>> START Dataset entries

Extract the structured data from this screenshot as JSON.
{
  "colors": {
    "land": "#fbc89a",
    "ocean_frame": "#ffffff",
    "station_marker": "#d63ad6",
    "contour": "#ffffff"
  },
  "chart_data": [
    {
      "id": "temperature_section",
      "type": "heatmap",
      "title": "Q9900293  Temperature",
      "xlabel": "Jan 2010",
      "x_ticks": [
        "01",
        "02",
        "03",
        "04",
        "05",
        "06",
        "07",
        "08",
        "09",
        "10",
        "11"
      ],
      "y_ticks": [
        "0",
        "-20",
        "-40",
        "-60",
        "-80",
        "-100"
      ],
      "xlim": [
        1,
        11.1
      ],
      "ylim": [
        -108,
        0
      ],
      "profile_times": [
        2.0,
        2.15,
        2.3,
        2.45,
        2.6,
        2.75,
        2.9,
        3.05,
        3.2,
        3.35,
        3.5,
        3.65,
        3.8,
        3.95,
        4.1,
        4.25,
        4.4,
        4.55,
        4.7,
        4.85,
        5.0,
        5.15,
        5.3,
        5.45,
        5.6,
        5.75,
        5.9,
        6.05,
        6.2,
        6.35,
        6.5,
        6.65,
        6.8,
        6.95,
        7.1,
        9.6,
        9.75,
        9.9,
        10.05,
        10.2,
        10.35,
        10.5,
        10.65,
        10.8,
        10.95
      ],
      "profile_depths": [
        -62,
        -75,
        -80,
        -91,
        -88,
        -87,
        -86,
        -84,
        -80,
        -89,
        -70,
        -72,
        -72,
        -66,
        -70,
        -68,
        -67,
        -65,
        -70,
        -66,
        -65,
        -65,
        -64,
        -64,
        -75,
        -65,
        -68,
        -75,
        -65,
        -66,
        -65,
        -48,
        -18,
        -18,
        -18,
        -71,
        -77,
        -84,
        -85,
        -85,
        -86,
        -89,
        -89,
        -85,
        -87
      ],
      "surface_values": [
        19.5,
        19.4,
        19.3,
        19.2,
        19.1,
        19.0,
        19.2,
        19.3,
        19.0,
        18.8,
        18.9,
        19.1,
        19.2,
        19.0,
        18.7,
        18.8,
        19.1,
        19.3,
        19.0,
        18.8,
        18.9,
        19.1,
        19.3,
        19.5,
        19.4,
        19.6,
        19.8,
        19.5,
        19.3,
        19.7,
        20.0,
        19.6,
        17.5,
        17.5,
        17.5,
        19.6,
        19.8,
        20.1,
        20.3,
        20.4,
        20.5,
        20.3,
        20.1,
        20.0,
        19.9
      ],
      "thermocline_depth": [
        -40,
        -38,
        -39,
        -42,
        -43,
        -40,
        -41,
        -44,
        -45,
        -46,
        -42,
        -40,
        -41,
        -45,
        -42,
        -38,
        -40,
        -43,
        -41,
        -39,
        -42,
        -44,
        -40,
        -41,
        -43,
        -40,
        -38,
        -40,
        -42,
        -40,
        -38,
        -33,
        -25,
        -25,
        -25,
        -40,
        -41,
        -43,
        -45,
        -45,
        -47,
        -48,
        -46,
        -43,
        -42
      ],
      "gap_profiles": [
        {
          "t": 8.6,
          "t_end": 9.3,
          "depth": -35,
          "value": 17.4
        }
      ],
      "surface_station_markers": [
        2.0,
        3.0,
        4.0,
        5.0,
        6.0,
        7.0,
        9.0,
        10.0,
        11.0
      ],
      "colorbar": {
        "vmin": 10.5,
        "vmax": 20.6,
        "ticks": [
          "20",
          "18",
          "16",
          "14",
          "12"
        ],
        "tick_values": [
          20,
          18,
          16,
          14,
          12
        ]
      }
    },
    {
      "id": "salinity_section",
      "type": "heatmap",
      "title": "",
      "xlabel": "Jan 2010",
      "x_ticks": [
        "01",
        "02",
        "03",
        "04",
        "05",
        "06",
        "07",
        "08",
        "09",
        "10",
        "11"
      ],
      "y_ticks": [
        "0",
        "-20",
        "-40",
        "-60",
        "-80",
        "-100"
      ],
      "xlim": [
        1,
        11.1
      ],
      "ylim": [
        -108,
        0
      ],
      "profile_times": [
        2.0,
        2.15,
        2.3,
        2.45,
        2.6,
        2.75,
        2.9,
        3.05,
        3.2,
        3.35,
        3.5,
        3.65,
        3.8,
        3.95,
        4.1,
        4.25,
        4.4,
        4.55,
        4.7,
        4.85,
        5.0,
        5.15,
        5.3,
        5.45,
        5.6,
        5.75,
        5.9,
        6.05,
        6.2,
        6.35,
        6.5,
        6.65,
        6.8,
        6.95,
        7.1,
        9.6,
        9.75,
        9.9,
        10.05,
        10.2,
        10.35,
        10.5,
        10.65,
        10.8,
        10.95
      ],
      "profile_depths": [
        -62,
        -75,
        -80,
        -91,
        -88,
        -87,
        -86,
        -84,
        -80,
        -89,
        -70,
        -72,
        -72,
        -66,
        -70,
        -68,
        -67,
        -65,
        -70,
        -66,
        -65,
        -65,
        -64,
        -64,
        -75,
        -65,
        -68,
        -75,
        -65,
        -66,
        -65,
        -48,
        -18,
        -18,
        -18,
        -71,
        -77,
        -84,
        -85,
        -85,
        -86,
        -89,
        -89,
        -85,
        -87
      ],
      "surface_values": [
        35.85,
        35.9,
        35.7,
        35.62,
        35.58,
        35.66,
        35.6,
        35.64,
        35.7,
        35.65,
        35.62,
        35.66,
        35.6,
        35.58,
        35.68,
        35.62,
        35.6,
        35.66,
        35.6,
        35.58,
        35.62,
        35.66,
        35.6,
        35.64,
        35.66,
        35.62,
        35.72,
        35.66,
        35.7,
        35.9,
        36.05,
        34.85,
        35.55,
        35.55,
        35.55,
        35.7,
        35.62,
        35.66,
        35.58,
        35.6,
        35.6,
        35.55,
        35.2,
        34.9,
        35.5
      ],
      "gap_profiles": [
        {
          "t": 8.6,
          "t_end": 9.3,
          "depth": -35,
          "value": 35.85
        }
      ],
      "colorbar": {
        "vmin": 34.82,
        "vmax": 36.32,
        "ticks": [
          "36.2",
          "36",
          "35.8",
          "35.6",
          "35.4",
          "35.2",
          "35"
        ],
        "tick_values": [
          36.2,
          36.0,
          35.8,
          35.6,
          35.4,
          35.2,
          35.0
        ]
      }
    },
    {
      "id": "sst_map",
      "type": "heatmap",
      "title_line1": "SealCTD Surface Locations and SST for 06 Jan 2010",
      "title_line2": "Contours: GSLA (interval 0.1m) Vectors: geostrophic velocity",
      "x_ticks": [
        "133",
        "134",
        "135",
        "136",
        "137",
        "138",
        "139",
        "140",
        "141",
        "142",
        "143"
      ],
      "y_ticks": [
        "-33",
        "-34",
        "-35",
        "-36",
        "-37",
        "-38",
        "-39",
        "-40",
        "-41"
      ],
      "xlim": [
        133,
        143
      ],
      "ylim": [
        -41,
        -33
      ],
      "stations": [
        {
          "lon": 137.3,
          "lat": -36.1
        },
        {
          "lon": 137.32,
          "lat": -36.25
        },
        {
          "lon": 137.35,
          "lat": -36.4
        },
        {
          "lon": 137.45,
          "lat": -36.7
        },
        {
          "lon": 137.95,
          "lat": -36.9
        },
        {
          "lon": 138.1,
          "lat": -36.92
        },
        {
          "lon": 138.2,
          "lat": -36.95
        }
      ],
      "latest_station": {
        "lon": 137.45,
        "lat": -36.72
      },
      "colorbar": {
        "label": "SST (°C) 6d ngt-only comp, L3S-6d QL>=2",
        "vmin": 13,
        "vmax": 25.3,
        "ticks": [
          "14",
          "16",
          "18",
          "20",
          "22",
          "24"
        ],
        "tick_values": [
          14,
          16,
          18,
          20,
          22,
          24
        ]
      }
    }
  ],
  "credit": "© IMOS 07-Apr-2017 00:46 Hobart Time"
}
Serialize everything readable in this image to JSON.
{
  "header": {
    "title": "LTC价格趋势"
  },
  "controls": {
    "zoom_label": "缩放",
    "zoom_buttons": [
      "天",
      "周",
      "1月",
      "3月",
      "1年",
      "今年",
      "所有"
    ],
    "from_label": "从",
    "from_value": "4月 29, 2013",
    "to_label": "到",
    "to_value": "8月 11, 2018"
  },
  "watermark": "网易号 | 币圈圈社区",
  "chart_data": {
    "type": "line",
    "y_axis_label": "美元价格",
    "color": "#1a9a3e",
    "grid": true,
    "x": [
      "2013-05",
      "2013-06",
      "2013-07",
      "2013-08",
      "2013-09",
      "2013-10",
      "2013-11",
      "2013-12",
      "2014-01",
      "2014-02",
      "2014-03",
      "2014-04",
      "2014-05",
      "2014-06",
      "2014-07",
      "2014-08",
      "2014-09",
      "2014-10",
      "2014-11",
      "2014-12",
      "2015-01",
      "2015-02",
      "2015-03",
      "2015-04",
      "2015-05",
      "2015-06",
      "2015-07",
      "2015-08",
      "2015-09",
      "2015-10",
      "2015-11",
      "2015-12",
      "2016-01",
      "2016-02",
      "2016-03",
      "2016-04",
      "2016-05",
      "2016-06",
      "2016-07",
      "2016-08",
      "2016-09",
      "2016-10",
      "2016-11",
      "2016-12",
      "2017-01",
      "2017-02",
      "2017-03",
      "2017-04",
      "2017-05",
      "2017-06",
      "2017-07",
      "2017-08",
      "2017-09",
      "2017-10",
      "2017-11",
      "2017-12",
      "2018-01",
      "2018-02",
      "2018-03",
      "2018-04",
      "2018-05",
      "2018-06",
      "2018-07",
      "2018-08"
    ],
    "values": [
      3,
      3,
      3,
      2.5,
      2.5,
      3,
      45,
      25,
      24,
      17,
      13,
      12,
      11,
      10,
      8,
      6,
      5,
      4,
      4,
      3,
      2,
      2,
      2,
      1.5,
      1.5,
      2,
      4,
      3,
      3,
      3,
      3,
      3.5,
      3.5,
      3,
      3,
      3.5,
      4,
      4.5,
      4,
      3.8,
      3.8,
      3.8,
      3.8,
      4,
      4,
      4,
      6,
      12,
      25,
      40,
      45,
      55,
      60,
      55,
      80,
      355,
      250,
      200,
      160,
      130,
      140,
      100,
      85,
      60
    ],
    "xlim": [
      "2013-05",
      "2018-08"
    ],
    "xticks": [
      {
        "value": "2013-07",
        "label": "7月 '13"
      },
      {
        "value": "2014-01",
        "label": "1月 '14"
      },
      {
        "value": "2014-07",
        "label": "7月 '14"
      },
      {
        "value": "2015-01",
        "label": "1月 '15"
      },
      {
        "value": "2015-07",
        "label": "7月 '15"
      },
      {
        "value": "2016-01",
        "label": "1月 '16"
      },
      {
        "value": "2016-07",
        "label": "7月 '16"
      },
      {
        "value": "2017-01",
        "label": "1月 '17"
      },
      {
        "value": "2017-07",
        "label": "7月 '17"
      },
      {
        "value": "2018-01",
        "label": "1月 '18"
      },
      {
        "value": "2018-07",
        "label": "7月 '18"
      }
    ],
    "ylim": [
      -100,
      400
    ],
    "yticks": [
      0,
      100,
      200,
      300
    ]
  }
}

>> END Dataset entries

Pick out the lines that contain "JSON" and copy them.

▸ **In response**:
Extract the structured data from this screenshot as JSON.
Serialize everything readable in this image to JSON.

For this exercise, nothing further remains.